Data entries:
+++++
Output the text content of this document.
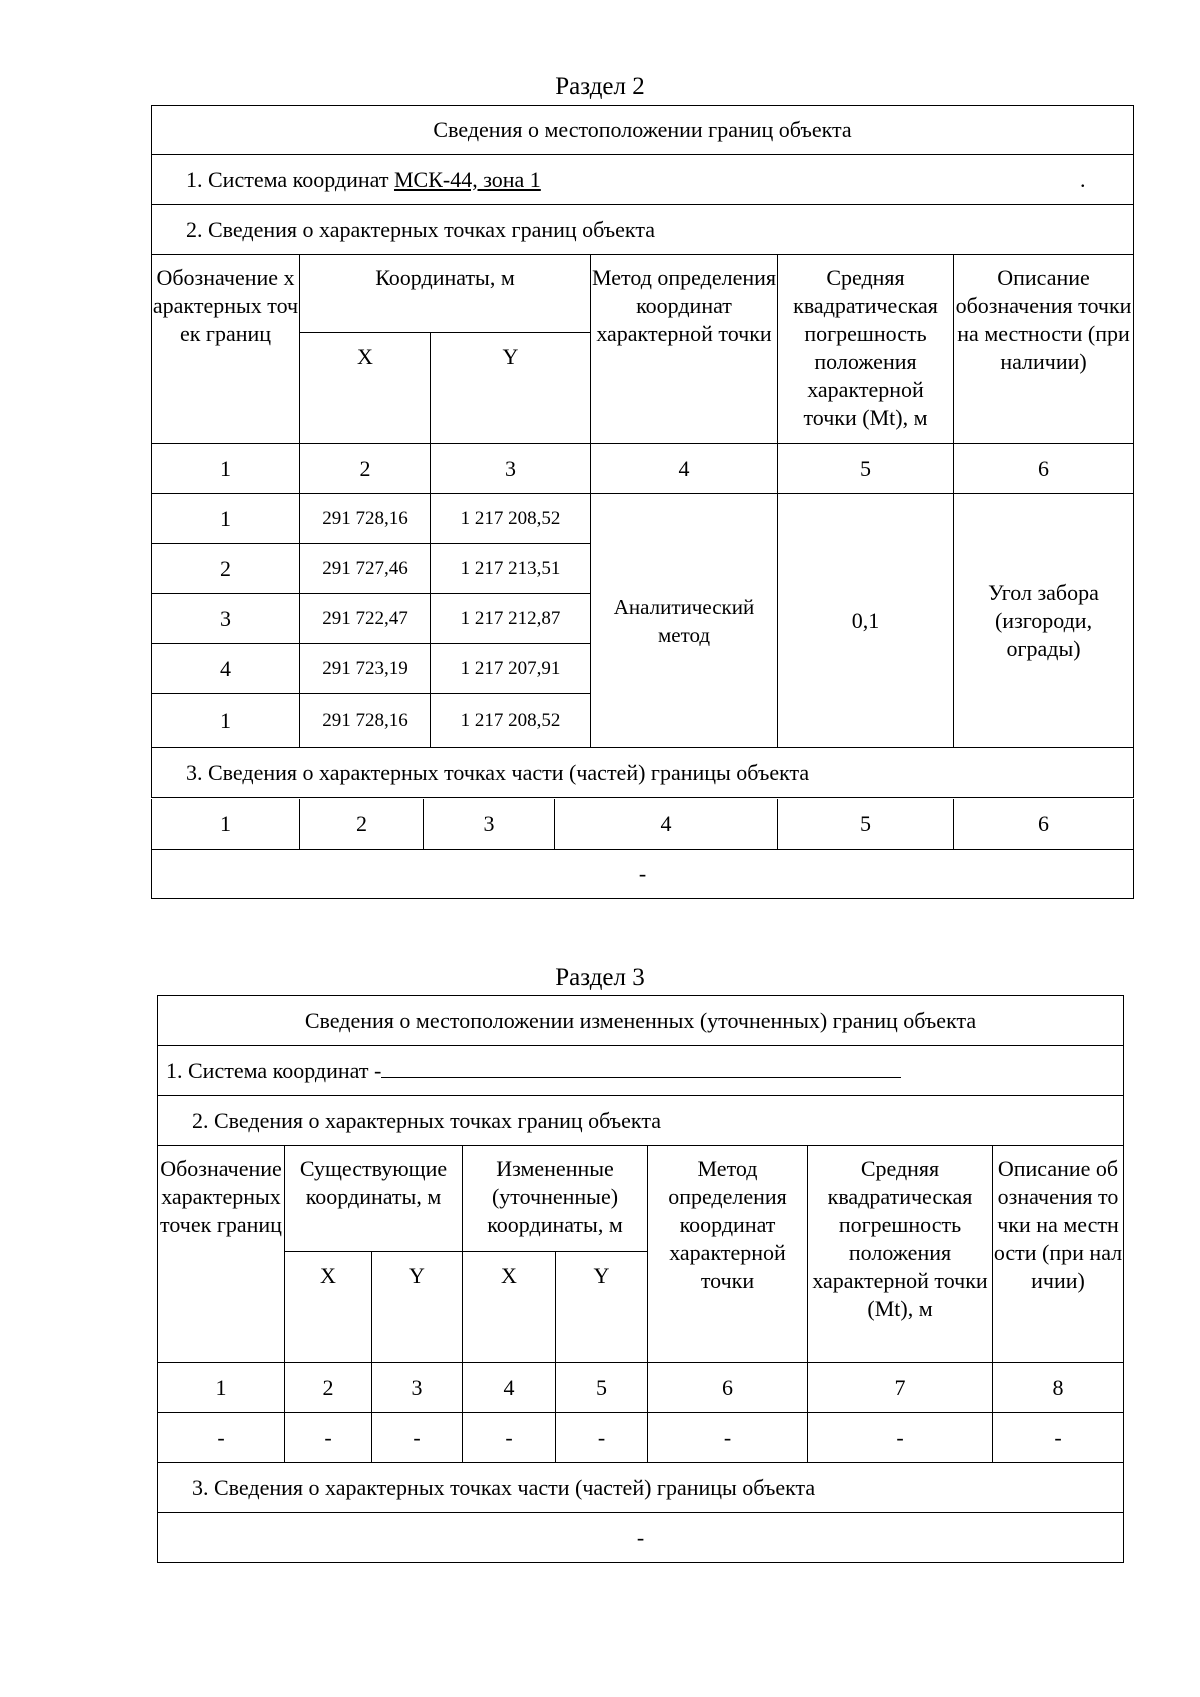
Раздел 2
Сведения о местоположении границ объекта					
1. Система координат МСК-44, зона 1 .					
2. Сведения о характерных точках границ объекта					
Обозначение характерных точек границ	Координаты, м		Метод определения координат характерной точки	Средняя квадратическая погрешность положения характерной точки (Mt), м	Описание обозначения точки на местности (при наличии)
	X	Y			
1	2	3	4	5	6
1	291 728,16	1 217 208,52	Аналитический метод	0,1	Угол забора (изгороди, ограды)
2	291 727,46	1 217 213,51			
3	291 722,47	1 217 212,87			
4	291 723,19	1 217 207,91			
1	291 728,16	1 217 208,52			
3. Сведения о характерных точках части (частей) границы объекта					
1	2	3	4	5	6
-
Раздел 3
Сведения о местоположении измененных (уточненных) границ объекта							
1. Система координат -							
2. Сведения о характерных точках границ объекта							
Обозначение характерных точек границ	Существующие координаты, м		Измененные (уточненные) координаты, м		Метод определения координат характерной точки	Средняя квадратическая погрешность положения характерной точки (Mt), м	Описание обозначения точки на местности (при наличии)
	X	Y	X	Y			
1	2	3	4	5	6	7	8
-	-	-	-	-	-	-	-
3. Сведения о характерных точках части (частей) границы объекта							
-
+++++
> **Instructions to follow**:
Retype the records exactly. Any image in them should not appear in what you write.

> **Result of this exercise**:
Output the text content of this document.
Раздел 2
Сведения о местоположении границ объекта					
1. Система координат МСК-44, зона 1 .					
2. Сведения о характерных точках границ объекта					
Обозначение характерных точек границ	Координаты, м		Метод определения координат характерной точки	Средняя квадратическая погрешность положения характерной точки (Mt), м	Описание обозначения точки на местности (при наличии)
	X	Y			
1	2	3	4	5	6
1	291 728,16	1 217 208,52	Аналитический метод	0,1	Угол забора (изгороди, ограды)
2	291 727,46	1 217 213,51			
3	291 722,47	1 217 212,87			
4	291 723,19	1 217 207,91			
1	291 728,16	1 217 208,52			
3. Сведения о характерных точках части (частей) границы объекта					
1	2	3	4	5	6
-
Раздел 3
Сведения о местоположении измененных (уточненных) границ объекта							
1. Система координат -							
2. Сведения о характерных точках границ объекта							
Обозначение характерных точек границ	Существующие координаты, м		Измененные (уточненные) координаты, м		Метод определения координат характерной точки	Средняя квадратическая погрешность положения характерной точки (Mt), м	Описание обозначения точки на местности (при наличии)
	X	Y	X	Y			
1	2	3	4	5	6	7	8
-	-	-	-	-	-	-	-
3. Сведения о характерных точках части (частей) границы объекта							
-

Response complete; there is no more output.